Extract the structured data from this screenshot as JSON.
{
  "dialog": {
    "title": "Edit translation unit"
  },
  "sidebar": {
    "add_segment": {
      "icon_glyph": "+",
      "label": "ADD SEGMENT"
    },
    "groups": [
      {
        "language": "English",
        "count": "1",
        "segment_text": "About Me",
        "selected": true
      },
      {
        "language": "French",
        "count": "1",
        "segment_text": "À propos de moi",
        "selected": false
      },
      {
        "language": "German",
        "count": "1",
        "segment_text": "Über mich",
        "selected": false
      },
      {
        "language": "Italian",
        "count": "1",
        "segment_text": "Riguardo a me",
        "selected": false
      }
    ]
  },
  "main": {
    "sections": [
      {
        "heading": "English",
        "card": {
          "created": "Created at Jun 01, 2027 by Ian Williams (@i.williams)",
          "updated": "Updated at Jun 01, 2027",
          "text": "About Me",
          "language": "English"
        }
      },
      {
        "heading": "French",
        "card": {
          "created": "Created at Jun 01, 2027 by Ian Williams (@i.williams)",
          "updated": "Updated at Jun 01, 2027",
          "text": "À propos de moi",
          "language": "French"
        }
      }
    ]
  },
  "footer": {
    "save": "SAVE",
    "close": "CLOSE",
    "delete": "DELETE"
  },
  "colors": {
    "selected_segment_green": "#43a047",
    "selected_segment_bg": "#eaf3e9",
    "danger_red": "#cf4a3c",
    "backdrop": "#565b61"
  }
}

----

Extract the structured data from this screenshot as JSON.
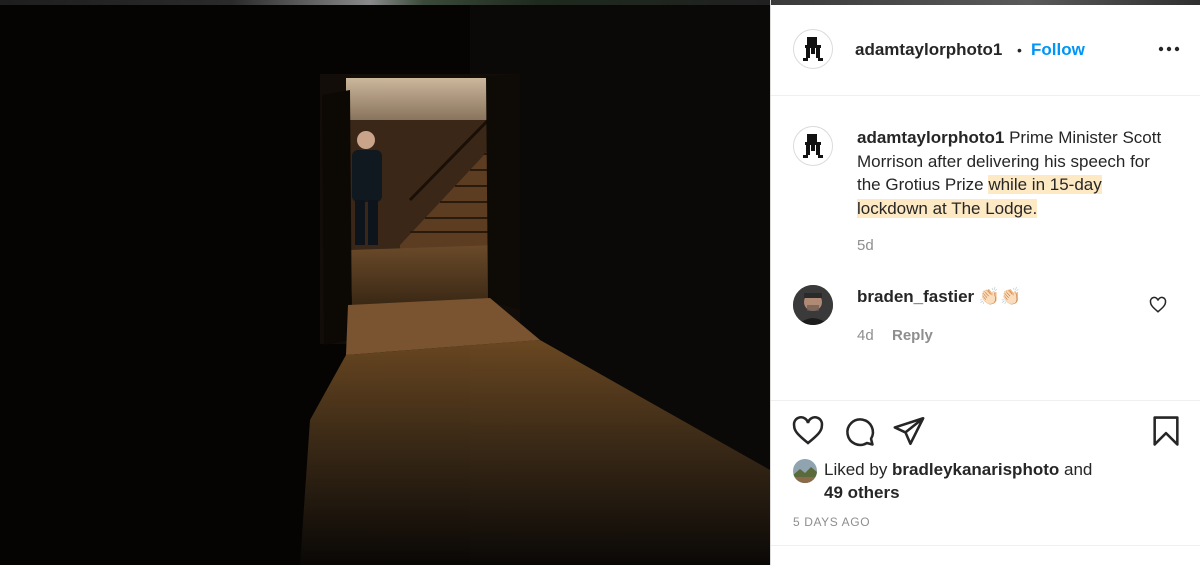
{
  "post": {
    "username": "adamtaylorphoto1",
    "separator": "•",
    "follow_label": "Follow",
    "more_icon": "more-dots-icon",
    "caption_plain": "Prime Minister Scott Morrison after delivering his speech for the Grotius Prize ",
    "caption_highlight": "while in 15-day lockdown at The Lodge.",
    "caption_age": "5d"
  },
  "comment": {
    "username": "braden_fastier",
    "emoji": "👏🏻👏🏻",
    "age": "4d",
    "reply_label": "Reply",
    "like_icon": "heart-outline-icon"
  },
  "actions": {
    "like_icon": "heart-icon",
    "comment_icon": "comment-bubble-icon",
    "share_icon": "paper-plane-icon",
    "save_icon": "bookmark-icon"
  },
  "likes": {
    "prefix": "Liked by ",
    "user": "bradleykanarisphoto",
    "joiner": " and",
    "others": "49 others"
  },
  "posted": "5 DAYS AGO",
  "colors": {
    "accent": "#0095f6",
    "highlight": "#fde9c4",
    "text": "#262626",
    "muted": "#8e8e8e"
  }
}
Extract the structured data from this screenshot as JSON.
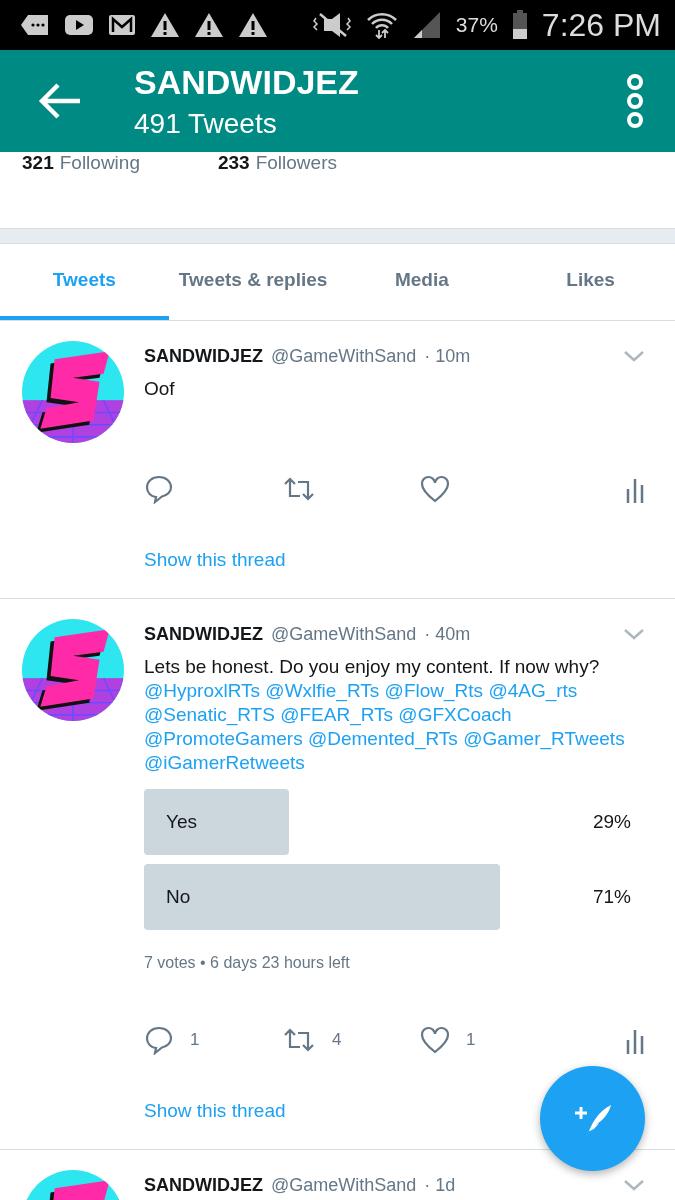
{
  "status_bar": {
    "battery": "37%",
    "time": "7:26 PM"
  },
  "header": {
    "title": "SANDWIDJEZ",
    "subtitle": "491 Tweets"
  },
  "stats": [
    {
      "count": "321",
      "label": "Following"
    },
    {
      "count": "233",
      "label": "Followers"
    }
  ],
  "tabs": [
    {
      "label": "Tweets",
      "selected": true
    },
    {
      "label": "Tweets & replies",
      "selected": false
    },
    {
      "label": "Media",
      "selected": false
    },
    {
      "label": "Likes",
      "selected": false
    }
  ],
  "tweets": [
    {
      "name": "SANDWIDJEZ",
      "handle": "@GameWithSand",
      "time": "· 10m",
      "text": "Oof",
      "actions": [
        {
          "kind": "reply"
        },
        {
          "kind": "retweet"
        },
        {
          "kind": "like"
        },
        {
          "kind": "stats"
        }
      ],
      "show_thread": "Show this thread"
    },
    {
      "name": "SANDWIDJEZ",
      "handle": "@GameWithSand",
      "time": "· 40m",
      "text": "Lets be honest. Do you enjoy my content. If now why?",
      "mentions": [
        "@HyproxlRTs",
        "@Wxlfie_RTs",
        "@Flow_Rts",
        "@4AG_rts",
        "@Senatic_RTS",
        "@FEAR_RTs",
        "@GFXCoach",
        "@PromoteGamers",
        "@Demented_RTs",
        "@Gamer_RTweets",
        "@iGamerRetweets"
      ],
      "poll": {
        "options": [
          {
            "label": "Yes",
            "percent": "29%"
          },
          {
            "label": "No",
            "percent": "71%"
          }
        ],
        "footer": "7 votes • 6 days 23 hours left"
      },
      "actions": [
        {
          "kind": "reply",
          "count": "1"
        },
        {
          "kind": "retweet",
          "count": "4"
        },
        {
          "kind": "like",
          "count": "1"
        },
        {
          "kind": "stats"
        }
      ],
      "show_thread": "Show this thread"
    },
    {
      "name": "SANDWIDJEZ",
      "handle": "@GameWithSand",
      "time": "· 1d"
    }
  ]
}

----

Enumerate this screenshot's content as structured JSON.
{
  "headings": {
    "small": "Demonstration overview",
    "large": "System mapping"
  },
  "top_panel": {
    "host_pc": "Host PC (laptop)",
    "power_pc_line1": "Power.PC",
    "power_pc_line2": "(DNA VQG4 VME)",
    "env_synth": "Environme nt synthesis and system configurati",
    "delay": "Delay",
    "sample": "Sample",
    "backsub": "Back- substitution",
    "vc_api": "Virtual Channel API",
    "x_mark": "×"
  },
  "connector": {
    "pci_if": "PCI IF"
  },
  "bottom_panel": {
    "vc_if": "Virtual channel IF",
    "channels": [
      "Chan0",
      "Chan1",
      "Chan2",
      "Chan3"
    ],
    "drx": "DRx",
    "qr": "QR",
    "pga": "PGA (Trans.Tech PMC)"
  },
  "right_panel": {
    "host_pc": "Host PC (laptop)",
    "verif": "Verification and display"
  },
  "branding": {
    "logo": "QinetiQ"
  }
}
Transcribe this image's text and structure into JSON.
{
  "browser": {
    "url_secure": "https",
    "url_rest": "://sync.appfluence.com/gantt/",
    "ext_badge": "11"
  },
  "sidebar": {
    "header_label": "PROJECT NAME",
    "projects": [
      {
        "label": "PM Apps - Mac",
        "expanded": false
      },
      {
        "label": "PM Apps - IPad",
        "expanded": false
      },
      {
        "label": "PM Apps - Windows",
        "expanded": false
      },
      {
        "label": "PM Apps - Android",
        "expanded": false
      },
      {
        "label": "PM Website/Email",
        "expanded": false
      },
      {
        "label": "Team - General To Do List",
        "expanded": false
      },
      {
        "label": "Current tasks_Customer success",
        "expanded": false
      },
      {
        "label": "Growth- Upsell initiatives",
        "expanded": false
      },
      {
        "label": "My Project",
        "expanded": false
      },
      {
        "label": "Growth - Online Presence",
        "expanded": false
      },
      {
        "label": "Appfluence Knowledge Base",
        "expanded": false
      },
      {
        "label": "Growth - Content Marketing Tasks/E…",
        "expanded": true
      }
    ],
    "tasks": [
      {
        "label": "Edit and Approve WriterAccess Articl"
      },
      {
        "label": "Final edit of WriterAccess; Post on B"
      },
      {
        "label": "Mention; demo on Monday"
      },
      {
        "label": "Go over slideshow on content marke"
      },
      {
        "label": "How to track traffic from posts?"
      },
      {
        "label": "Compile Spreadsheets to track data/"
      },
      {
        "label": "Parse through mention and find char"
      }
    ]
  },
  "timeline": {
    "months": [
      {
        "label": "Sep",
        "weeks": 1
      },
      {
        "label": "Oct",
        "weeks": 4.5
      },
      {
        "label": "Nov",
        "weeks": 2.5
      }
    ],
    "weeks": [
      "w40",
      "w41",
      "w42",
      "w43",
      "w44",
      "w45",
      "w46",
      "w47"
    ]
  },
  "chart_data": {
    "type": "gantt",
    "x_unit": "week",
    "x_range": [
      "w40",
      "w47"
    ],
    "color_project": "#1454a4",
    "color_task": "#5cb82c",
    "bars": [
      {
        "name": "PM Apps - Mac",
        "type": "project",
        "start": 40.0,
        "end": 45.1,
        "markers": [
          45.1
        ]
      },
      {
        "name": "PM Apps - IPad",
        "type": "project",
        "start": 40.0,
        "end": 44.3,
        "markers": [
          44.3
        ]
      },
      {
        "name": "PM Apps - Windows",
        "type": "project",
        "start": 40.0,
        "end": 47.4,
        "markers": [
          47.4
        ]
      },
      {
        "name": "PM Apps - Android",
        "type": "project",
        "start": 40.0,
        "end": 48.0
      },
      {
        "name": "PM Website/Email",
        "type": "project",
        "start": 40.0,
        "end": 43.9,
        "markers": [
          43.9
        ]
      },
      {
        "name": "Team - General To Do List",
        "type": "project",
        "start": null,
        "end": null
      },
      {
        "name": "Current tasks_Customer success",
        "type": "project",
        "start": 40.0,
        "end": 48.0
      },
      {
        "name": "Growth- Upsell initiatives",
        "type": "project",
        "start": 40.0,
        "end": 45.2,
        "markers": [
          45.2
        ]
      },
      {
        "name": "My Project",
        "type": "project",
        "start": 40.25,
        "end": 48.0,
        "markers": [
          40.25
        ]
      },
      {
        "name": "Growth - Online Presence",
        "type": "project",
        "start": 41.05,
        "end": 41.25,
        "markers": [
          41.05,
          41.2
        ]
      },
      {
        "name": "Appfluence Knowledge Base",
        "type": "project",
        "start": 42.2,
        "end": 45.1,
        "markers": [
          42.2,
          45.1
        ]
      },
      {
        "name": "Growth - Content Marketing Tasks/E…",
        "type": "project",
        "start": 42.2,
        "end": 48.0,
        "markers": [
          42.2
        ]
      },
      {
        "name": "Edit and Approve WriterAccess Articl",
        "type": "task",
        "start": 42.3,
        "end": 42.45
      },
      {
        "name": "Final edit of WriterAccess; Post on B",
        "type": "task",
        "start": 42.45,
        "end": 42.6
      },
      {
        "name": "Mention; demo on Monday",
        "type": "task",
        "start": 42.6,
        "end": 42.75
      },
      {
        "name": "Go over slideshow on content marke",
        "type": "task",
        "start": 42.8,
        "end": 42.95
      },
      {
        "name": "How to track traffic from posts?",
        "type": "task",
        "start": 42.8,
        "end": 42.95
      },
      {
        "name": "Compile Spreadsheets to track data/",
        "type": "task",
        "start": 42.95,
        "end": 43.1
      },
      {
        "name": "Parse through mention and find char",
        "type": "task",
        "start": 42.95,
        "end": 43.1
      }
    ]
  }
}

----

Objective
Look above for lines with the word "Windows" and copy them all.

Exercise solution
        "label": "PM Apps - Windows",
        "name": "PM Apps - Windows",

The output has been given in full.